(PROMPT) In full and without alteration, give the listing again.

>> BEGIN EXERCISE INPUT

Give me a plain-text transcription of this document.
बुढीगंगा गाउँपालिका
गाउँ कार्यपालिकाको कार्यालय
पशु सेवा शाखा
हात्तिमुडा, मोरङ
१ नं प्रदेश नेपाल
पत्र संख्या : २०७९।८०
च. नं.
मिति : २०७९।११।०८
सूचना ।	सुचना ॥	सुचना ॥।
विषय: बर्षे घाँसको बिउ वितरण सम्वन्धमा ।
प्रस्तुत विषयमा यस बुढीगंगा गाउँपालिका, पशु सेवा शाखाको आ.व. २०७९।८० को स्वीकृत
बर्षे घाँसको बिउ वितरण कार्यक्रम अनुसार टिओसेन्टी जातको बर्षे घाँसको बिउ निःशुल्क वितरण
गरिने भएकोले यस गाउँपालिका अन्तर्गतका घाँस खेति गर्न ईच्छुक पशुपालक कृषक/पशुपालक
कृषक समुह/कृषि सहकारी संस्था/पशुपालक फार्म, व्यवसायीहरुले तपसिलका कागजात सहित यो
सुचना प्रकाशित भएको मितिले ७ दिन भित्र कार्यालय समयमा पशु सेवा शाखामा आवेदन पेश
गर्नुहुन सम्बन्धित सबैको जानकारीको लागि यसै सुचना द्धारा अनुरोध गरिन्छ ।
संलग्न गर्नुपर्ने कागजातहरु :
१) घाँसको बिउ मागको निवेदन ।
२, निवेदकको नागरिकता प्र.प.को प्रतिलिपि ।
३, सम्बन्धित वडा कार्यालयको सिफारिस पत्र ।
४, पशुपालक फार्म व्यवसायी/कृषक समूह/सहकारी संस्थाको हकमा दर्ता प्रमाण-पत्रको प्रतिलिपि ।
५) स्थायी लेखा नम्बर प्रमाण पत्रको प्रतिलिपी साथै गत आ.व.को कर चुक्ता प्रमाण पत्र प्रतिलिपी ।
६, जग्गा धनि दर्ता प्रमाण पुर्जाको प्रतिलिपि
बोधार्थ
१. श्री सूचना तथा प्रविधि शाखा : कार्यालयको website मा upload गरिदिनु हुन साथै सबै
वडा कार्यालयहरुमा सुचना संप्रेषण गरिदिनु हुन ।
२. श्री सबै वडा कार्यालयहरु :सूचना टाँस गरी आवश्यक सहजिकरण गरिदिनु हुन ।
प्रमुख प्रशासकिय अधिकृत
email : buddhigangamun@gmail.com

>> END EXERCISE INPUT

(OUTPUT BELOW)
Give me a plain-text transcription of this document.
बुढीगंगा गाउँपालिका
गाउँ कार्यपालिकाको कार्यालय
पशु सेवा शाखा
हात्तिमुडा, मोरङ
१ नं प्रदेश नेपाल
पत्र संख्या : २०७९।८०
च. नं.
मिति : २०७९।११।०८
सूचना ।	सुचना ॥	सुचना ॥।
विषय: बर्षे घाँसको बिउ वितरण सम्वन्धमा ।
प्रस्तुत विषयमा यस बुढीगंगा गाउँपालिका, पशु सेवा शाखाको आ.व. २०७९।८० को स्वीकृत
बर्षे घाँसको बिउ वितरण कार्यक्रम अनुसार टिओसेन्टी जातको बर्षे घाँसको बिउ निःशुल्क वितरण
गरिने भएकोले यस गाउँपालिका अन्तर्गतका घाँस खेति गर्न ईच्छुक पशुपालक कृषक/पशुपालक
कृषक समुह/कृषि सहकारी संस्था/पशुपालक फार्म, व्यवसायीहरुले तपसिलका कागजात सहित यो
सुचना प्रकाशित भएको मितिले ७ दिन भित्र कार्यालय समयमा पशु सेवा शाखामा आवेदन पेश
गर्नुहुन सम्बन्धित सबैको जानकारीको लागि यसै सुचना द्धारा अनुरोध गरिन्छ ।
संलग्न गर्नुपर्ने कागजातहरु :
१) घाँसको बिउ मागको निवेदन ।
२, निवेदकको नागरिकता प्र.प.को प्रतिलिपि ।
३, सम्बन्धित वडा कार्यालयको सिफारिस पत्र ।
४, पशुपालक फार्म व्यवसायी/कृषक समूह/सहकारी संस्थाको हकमा दर्ता प्रमाण-पत्रको प्रतिलिपि ।
५) स्थायी लेखा नम्बर प्रमाण पत्रको प्रतिलिपी साथै गत आ.व.को कर चुक्ता प्रमाण पत्र प्रतिलिपी ।
६, जग्गा धनि दर्ता प्रमाण पुर्जाको प्रतिलिपि
बोधार्थ
१. श्री सूचना तथा प्रविधि शाखा : कार्यालयको website मा upload गरिदिनु हुन साथै सबै
वडा कार्यालयहरुमा सुचना संप्रेषण गरिदिनु हुन ।
२. श्री सबै वडा कार्यालयहरु :सूचना टाँस गरी आवश्यक सहजिकरण गरिदिनु हुन ।
प्रमुख प्रशासकिय अधिकृत
email : buddhigangamun@gmail.com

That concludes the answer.